··· The input

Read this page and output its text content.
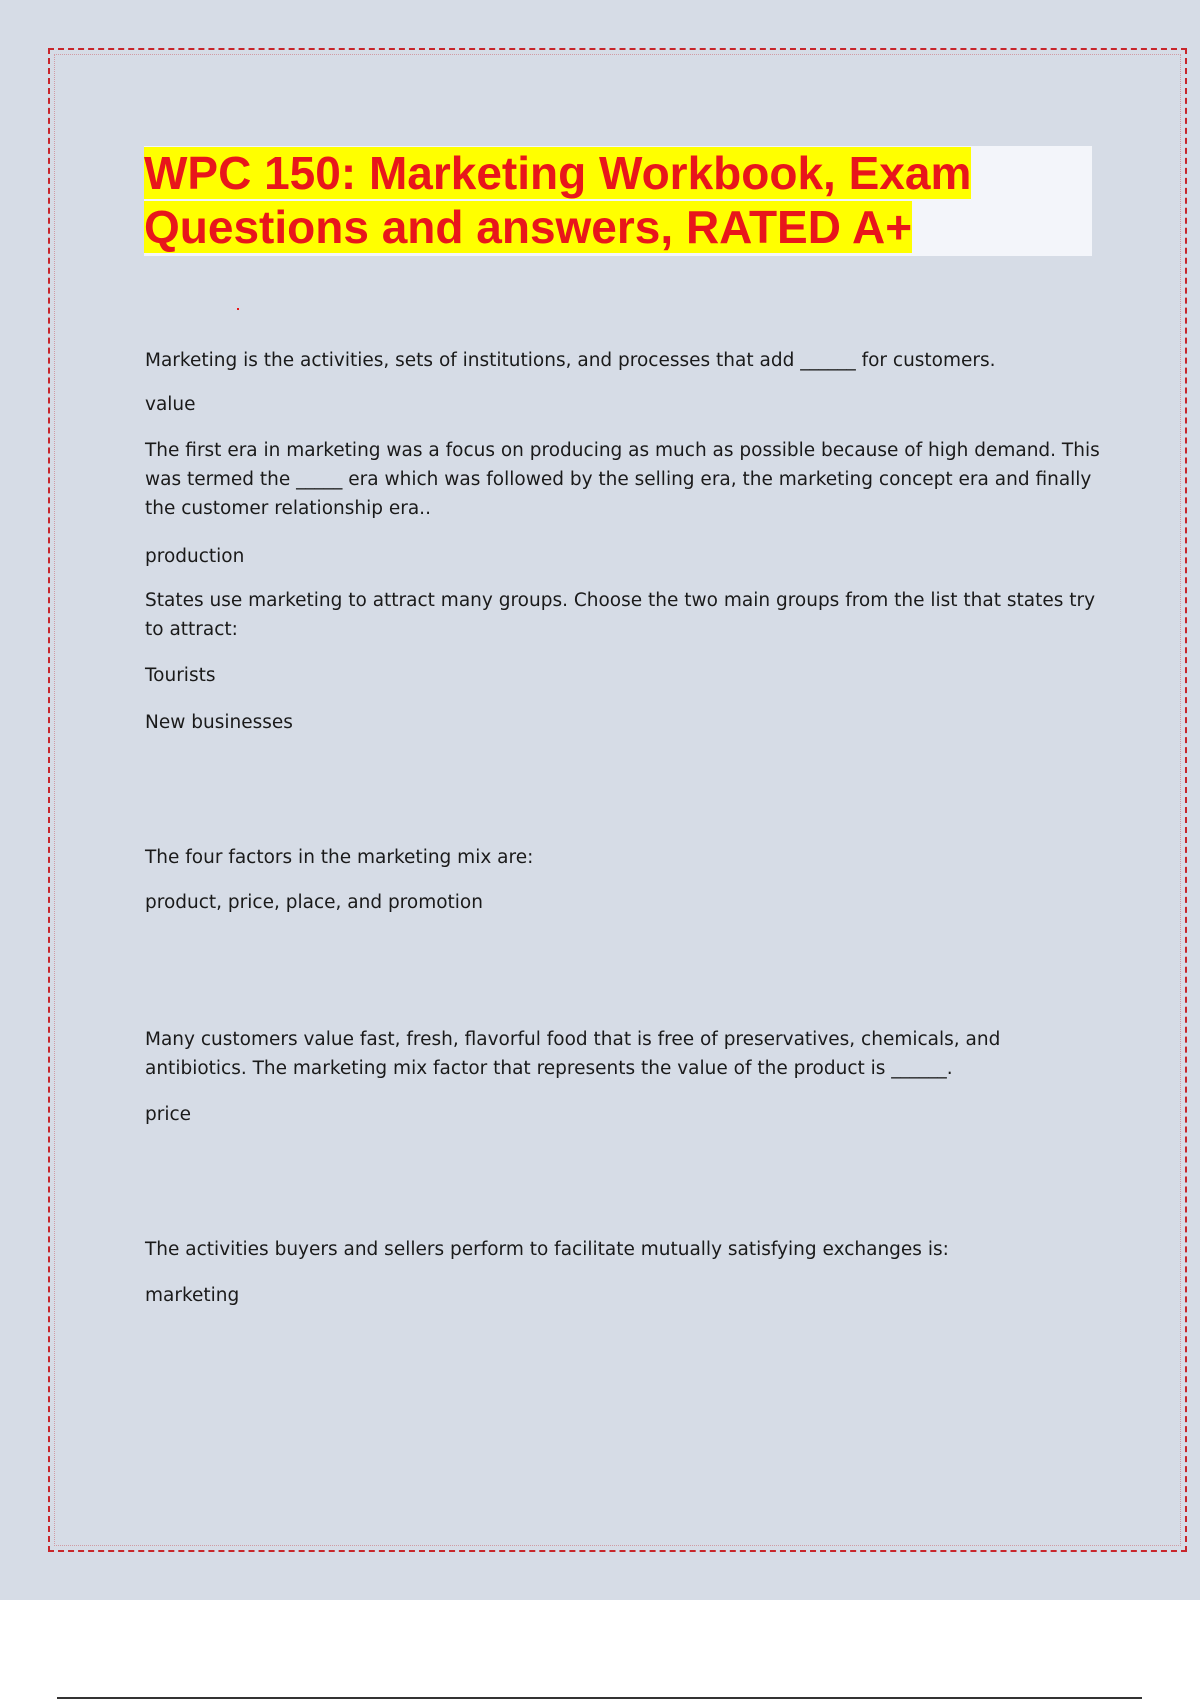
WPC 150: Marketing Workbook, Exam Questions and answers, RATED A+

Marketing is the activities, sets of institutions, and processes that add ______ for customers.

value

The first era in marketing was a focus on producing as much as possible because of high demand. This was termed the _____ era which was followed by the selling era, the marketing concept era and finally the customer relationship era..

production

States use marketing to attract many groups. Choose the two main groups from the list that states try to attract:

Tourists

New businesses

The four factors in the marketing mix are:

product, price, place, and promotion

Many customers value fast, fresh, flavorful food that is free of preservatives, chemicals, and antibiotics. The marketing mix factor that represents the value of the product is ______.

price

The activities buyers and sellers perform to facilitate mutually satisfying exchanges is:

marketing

······

Aim: Return all of the data exactly as written, and drop the pictures.

Finished task:
Read this page and output its text content.
WPC 150: Marketing Workbook, Exam Questions and answers, RATED A+

Marketing is the activities, sets of institutions, and processes that add ______ for customers.

value

The first era in marketing was a focus on producing as much as possible because of high demand. This was termed the _____ era which was followed by the selling era, the marketing concept era and finally the customer relationship era..

production

States use marketing to attract many groups. Choose the two main groups from the list that states try to attract:

Tourists

New businesses

The four factors in the marketing mix are:

product, price, place, and promotion

Many customers value fast, fresh, flavorful food that is free of preservatives, chemicals, and antibiotics. The marketing mix factor that represents the value of the product is ______.

price

The activities buyers and sellers perform to facilitate mutually satisfying exchanges is:

marketing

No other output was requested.